* BEGIN Dataset *

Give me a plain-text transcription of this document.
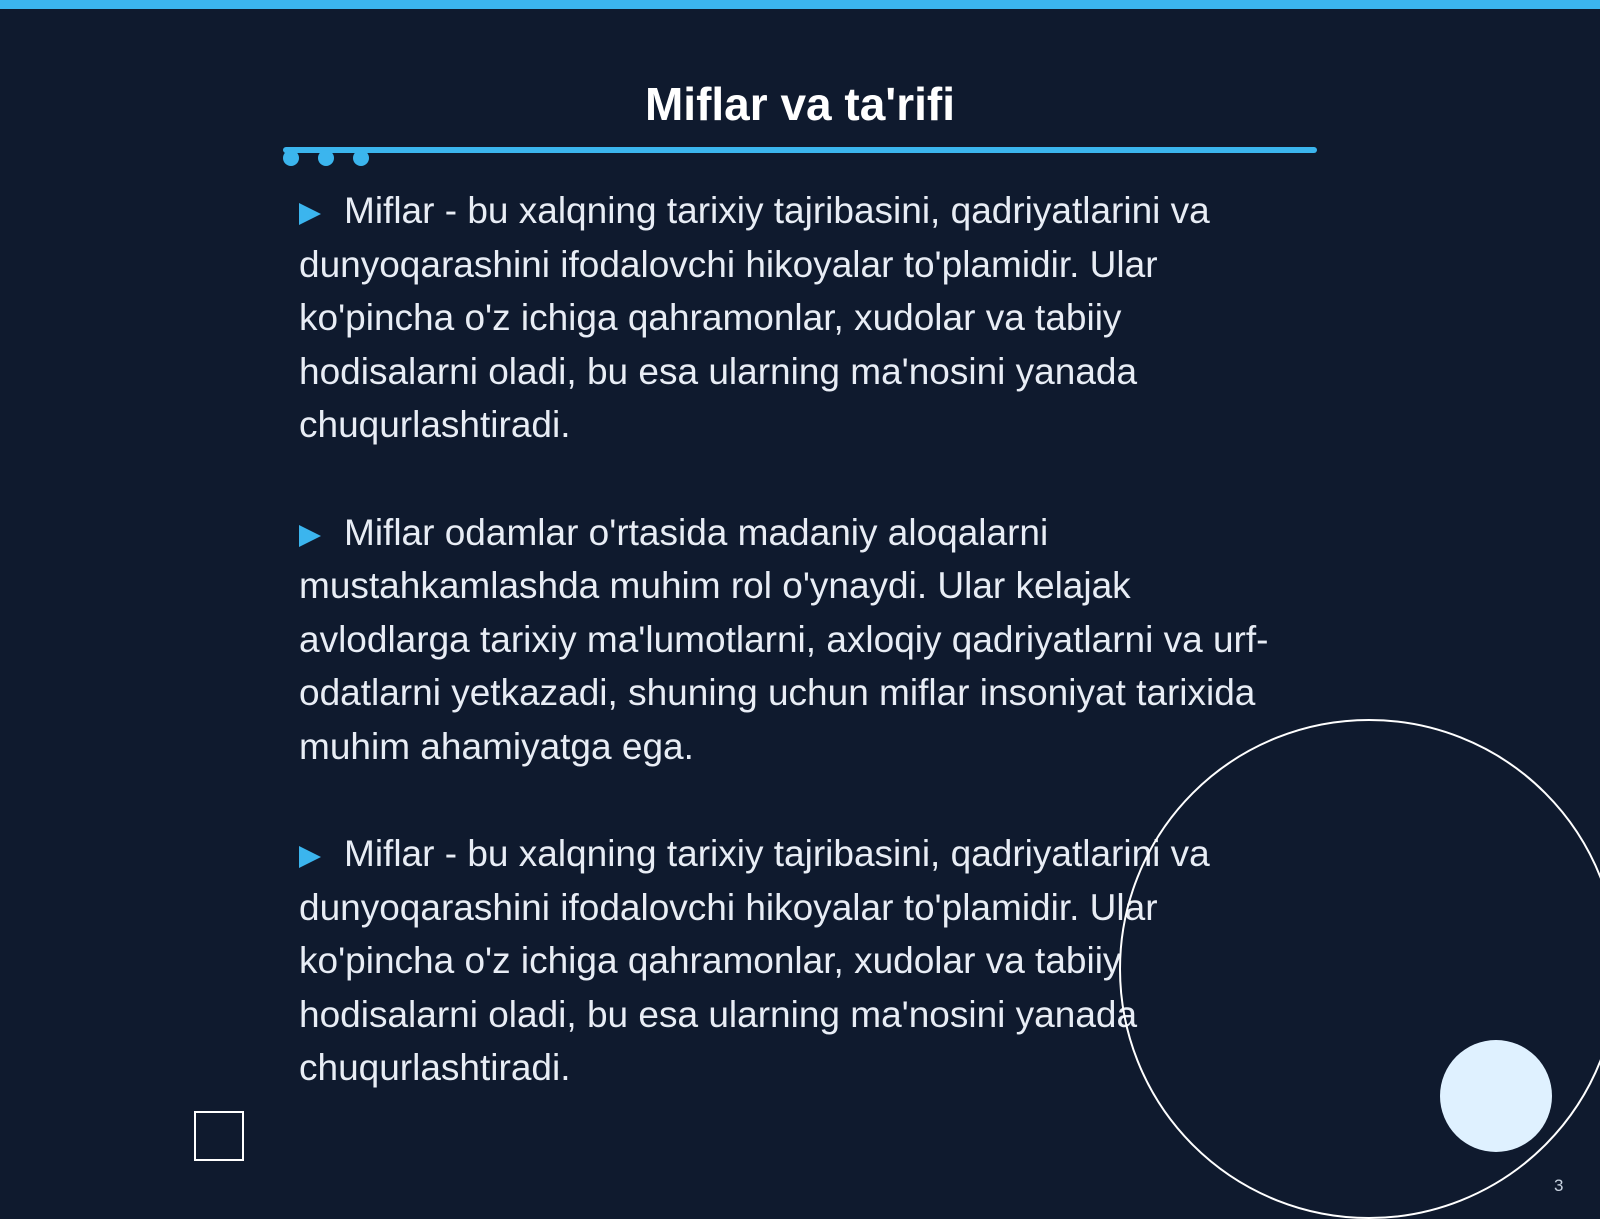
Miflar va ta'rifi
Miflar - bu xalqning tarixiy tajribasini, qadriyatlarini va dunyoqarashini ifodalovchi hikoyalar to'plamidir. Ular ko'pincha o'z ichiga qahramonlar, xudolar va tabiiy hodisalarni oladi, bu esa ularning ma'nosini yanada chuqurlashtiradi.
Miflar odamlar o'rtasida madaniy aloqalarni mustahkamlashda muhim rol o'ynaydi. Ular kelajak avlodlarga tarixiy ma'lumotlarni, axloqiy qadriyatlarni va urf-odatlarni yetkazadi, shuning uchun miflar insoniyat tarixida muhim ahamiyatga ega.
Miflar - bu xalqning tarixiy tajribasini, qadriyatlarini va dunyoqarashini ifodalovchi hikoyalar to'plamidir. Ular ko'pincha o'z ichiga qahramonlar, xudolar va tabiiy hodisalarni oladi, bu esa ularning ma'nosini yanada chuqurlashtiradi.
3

* END Dataset *

[Short task] Without the pictures, return the entries exactly as they appear.

[Solution below]
Give me a plain-text transcription of this document.
Miflar va ta'rifi
Miflar - bu xalqning tarixiy tajribasini, qadriyatlarini va dunyoqarashini ifodalovchi hikoyalar to'plamidir. Ular ko'pincha o'z ichiga qahramonlar, xudolar va tabiiy hodisalarni oladi, bu esa ularning ma'nosini yanada chuqurlashtiradi.
Miflar odamlar o'rtasida madaniy aloqalarni mustahkamlashda muhim rol o'ynaydi. Ular kelajak avlodlarga tarixiy ma'lumotlarni, axloqiy qadriyatlarni va urf-odatlarni yetkazadi, shuning uchun miflar insoniyat tarixida muhim ahamiyatga ega.
Miflar - bu xalqning tarixiy tajribasini, qadriyatlarini va dunyoqarashini ifodalovchi hikoyalar to'plamidir. Ular ko'pincha o'z ichiga qahramonlar, xudolar va tabiiy hodisalarni oladi, bu esa ularning ma'nosini yanada chuqurlashtiradi.
3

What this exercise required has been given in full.